Requirement >>
Repeat every line exactly, keeping the pictures out of the copy.
Start of Available records
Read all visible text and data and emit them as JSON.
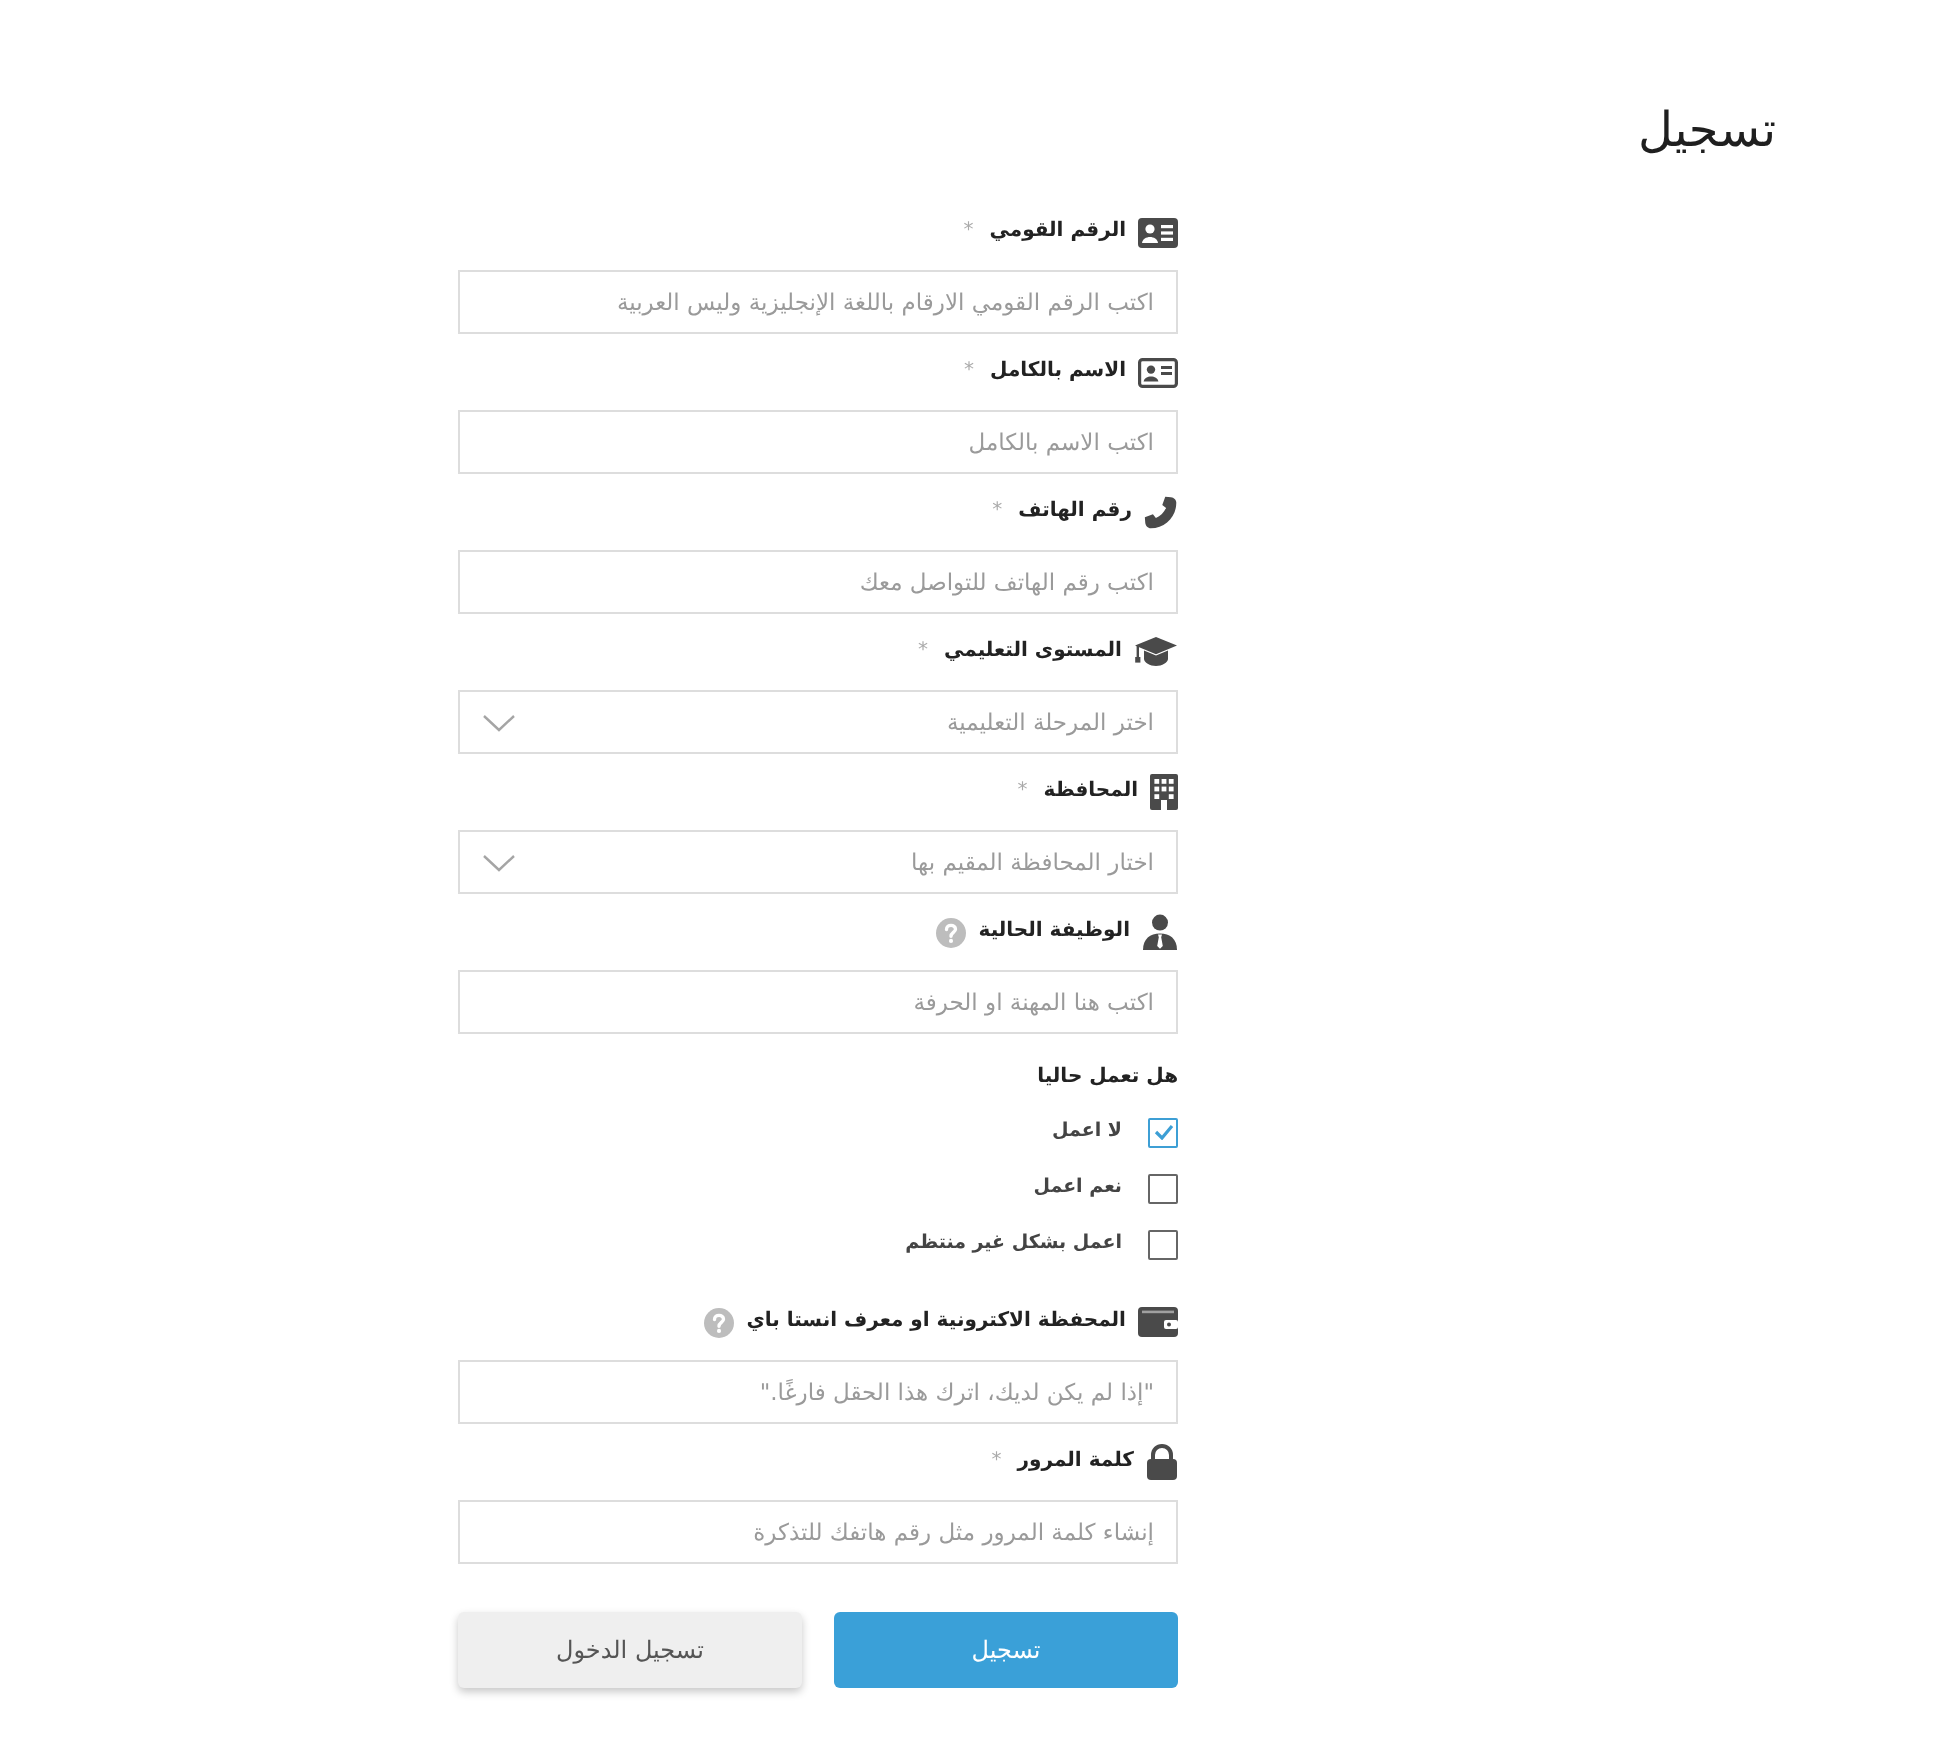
{
  "page": {
    "title": "تسجيل"
  },
  "fields": [
    {
      "kind": "input",
      "label": "الرقم القومي",
      "required_mark": "*",
      "help": false,
      "placeholder": "اكتب الرقم القومي الارقام باللغة الإنجليزية وليس العربية"
    },
    {
      "kind": "input",
      "label": "الاسم بالكامل",
      "required_mark": "*",
      "help": false,
      "placeholder": "اكتب الاسم بالكامل"
    },
    {
      "kind": "input",
      "label": "رقم الهاتف",
      "required_mark": "*",
      "help": false,
      "placeholder": "اكتب رقم الهاتف للتواصل معك"
    },
    {
      "kind": "select",
      "label": "المستوى التعليمي",
      "required_mark": "*",
      "help": false,
      "placeholder": "اختر المرحلة التعليمية"
    },
    {
      "kind": "select",
      "label": "المحافظة",
      "required_mark": "*",
      "help": false,
      "placeholder": "اختار المحافظة المقيم بها"
    },
    {
      "kind": "input",
      "label": "الوظيفة الحالية",
      "help": true,
      "placeholder": "اكتب هنا المهنة او الحرفة"
    },
    {
      "kind": "checkboxes",
      "label": "هل تعمل حاليا",
      "options": [
        {
          "label": "لا اعمل",
          "checked": true
        },
        {
          "label": "نعم اعمل",
          "checked": false
        },
        {
          "label": "اعمل بشكل غير منتظم",
          "checked": false
        }
      ]
    },
    {
      "kind": "input",
      "label": "المحفظة الاكترونية او معرف انستا باي",
      "help": true,
      "placeholder": "\"إذا لم يكن لديك، اترك هذا الحقل فارغًا.\""
    },
    {
      "kind": "password",
      "label": "كلمة المرور",
      "required_mark": "*",
      "help": false,
      "placeholder": "إنشاء كلمة المرور مثل رقم هاتفك للتذكرة"
    }
  ],
  "buttons": [
    {
      "kind": "primary",
      "label": "تسجيل"
    },
    {
      "kind": "secondary",
      "label": "تسجيل الدخول"
    }
  ]
}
End of Available records
Full solution >>
Read all visible text and data and emit them as JSON.
{
  "page": {
    "title": "تسجيل"
  },
  "fields": [
    {
      "kind": "input",
      "label": "الرقم القومي",
      "required_mark": "*",
      "help": false,
      "placeholder": "اكتب الرقم القومي الارقام باللغة الإنجليزية وليس العربية"
    },
    {
      "kind": "input",
      "label": "الاسم بالكامل",
      "required_mark": "*",
      "help": false,
      "placeholder": "اكتب الاسم بالكامل"
    },
    {
      "kind": "input",
      "label": "رقم الهاتف",
      "required_mark": "*",
      "help": false,
      "placeholder": "اكتب رقم الهاتف للتواصل معك"
    },
    {
      "kind": "select",
      "label": "المستوى التعليمي",
      "required_mark": "*",
      "help": false,
      "placeholder": "اختر المرحلة التعليمية"
    },
    {
      "kind": "select",
      "label": "المحافظة",
      "required_mark": "*",
      "help": false,
      "placeholder": "اختار المحافظة المقيم بها"
    },
    {
      "kind": "input",
      "label": "الوظيفة الحالية",
      "help": true,
      "placeholder": "اكتب هنا المهنة او الحرفة"
    },
    {
      "kind": "checkboxes",
      "label": "هل تعمل حاليا",
      "options": [
        {
          "label": "لا اعمل",
          "checked": true
        },
        {
          "label": "نعم اعمل",
          "checked": false
        },
        {
          "label": "اعمل بشكل غير منتظم",
          "checked": false
        }
      ]
    },
    {
      "kind": "input",
      "label": "المحفظة الاكترونية او معرف انستا باي",
      "help": true,
      "placeholder": "\"إذا لم يكن لديك، اترك هذا الحقل فارغًا.\""
    },
    {
      "kind": "password",
      "label": "كلمة المرور",
      "required_mark": "*",
      "help": false,
      "placeholder": "إنشاء كلمة المرور مثل رقم هاتفك للتذكرة"
    }
  ],
  "buttons": [
    {
      "kind": "primary",
      "label": "تسجيل"
    },
    {
      "kind": "secondary",
      "label": "تسجيل الدخول"
    }
  ]
}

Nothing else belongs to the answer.